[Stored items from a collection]
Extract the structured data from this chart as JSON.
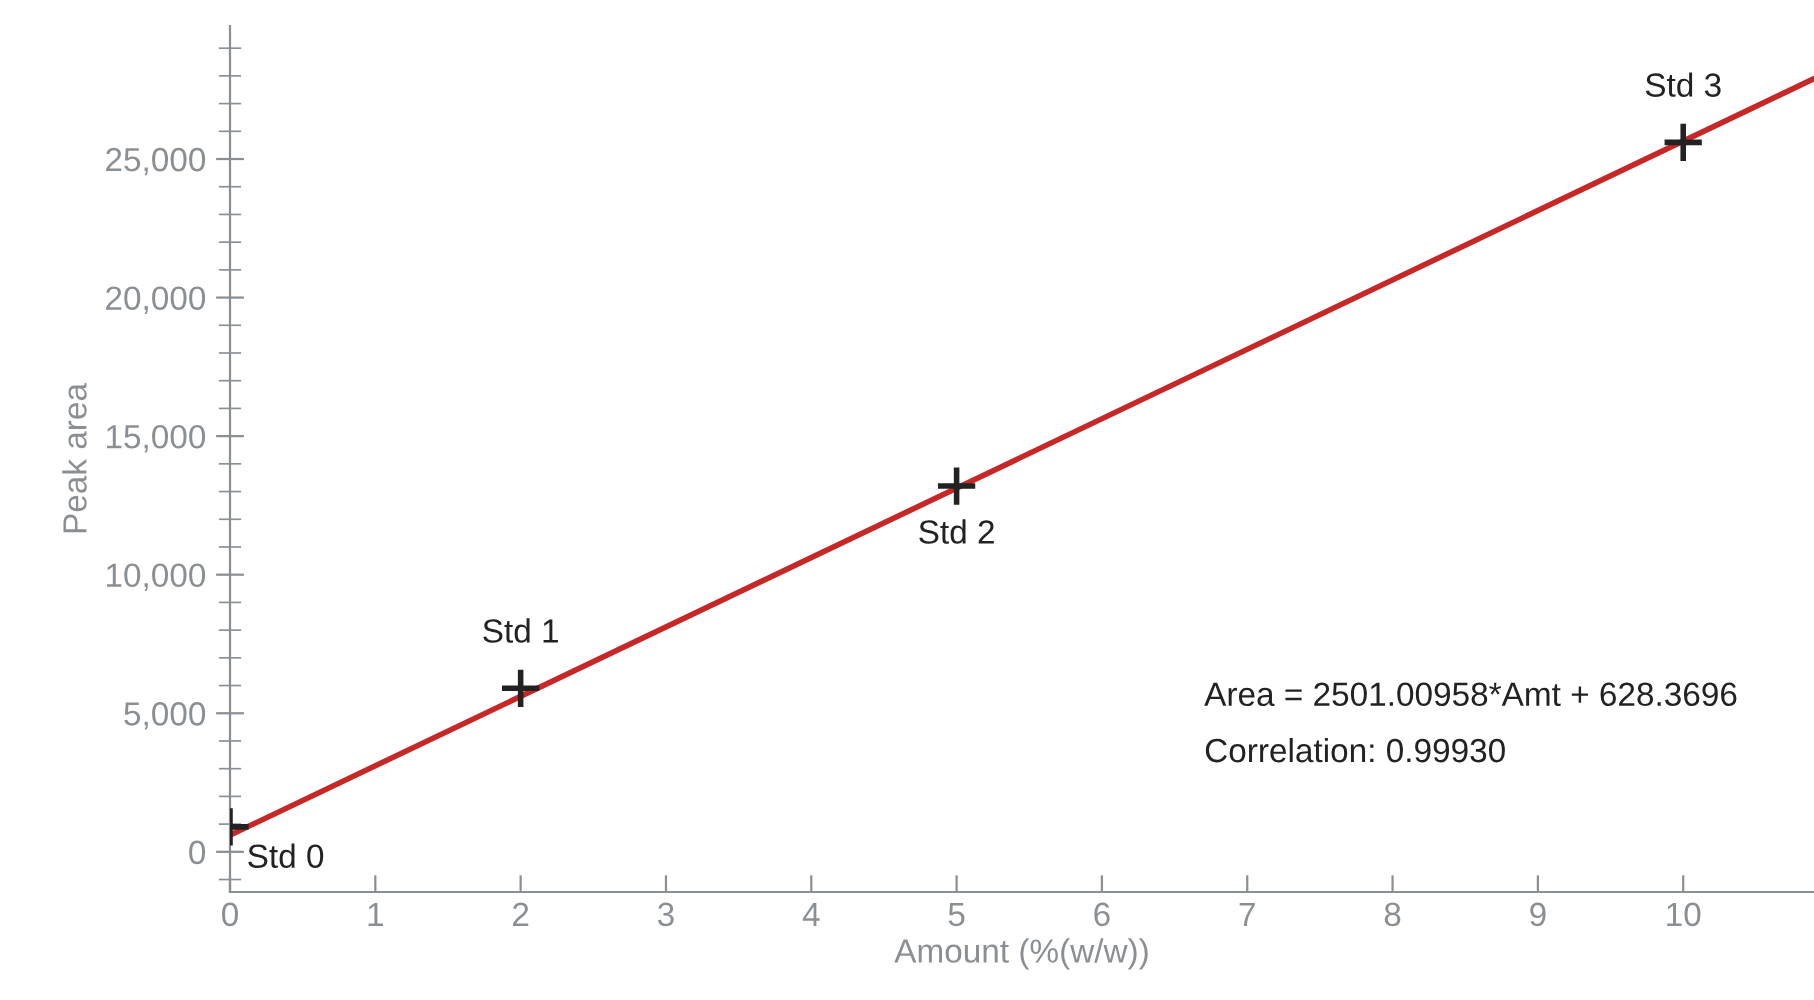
{
  "chart_data": {
    "type": "scatter",
    "xlabel": "Amount (%(w/w))",
    "ylabel": "Peak area",
    "series": [
      {
        "type": "line",
        "color": "#c62828",
        "x": [
          0,
          10.9
        ],
        "values": [
          600,
          27900
        ],
        "marker": "none"
      },
      {
        "color": "#222222",
        "x": [
          0,
          2,
          5,
          10
        ],
        "values": [
          900,
          5900,
          13200,
          25600
        ],
        "marker": "cross"
      }
    ],
    "annotations": [
      {
        "text": "Std 0",
        "x": 0,
        "y": 900
      },
      {
        "text": "Std 1",
        "x": 2,
        "y": 5900
      },
      {
        "text": "Std 2",
        "x": 5,
        "y": 13200
      },
      {
        "text": "Std 3",
        "x": 10,
        "y": 25600
      },
      "Area = 2501.00958*Amt + 628.3696",
      "Correlation: 0.99930"
    ],
    "xlim": [
      0,
      10.9
    ],
    "xticks": [
      0,
      1,
      2,
      3,
      4,
      5,
      6,
      7,
      8,
      9,
      10
    ],
    "ylim": [
      -1450,
      29800
    ],
    "yticks": [
      {
        "value": -1000,
        "label": null
      },
      {
        "value": 0,
        "label": "0"
      },
      {
        "value": 1000,
        "label": null
      },
      {
        "value": 2000,
        "label": null
      },
      {
        "value": 3000,
        "label": null
      },
      {
        "value": 4000,
        "label": null
      },
      {
        "value": 5000,
        "label": "5,000"
      },
      {
        "value": 6000,
        "label": null
      },
      {
        "value": 7000,
        "label": null
      },
      {
        "value": 8000,
        "label": null
      },
      {
        "value": 9000,
        "label": null
      },
      {
        "value": 10000,
        "label": "10,000"
      },
      {
        "value": 11000,
        "label": null
      },
      {
        "value": 12000,
        "label": null
      },
      {
        "value": 13000,
        "label": null
      },
      {
        "value": 14000,
        "label": null
      },
      {
        "value": 15000,
        "label": "15,000"
      },
      {
        "value": 16000,
        "label": null
      },
      {
        "value": 17000,
        "label": null
      },
      {
        "value": 18000,
        "label": null
      },
      {
        "value": 19000,
        "label": null
      },
      {
        "value": 20000,
        "label": "20,000"
      },
      {
        "value": 21000,
        "label": null
      },
      {
        "value": 22000,
        "label": null
      },
      {
        "value": 23000,
        "label": null
      },
      {
        "value": 24000,
        "label": null
      },
      {
        "value": 25000,
        "label": "25,000"
      },
      {
        "value": 26000,
        "label": null
      },
      {
        "value": 27000,
        "label": null
      },
      {
        "value": 28000,
        "label": null
      },
      {
        "value": 29000,
        "label": null
      }
    ],
    "grid": false
  }
}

→ **YOUR OBJECTIVE**
Which lines hold the string "text"? List them all.

→ **EXERCISE SOLUTION**
        "text": "Std 0",
        "text": "Std 1",
        "text": "Std 2",
        "text": "Std 3",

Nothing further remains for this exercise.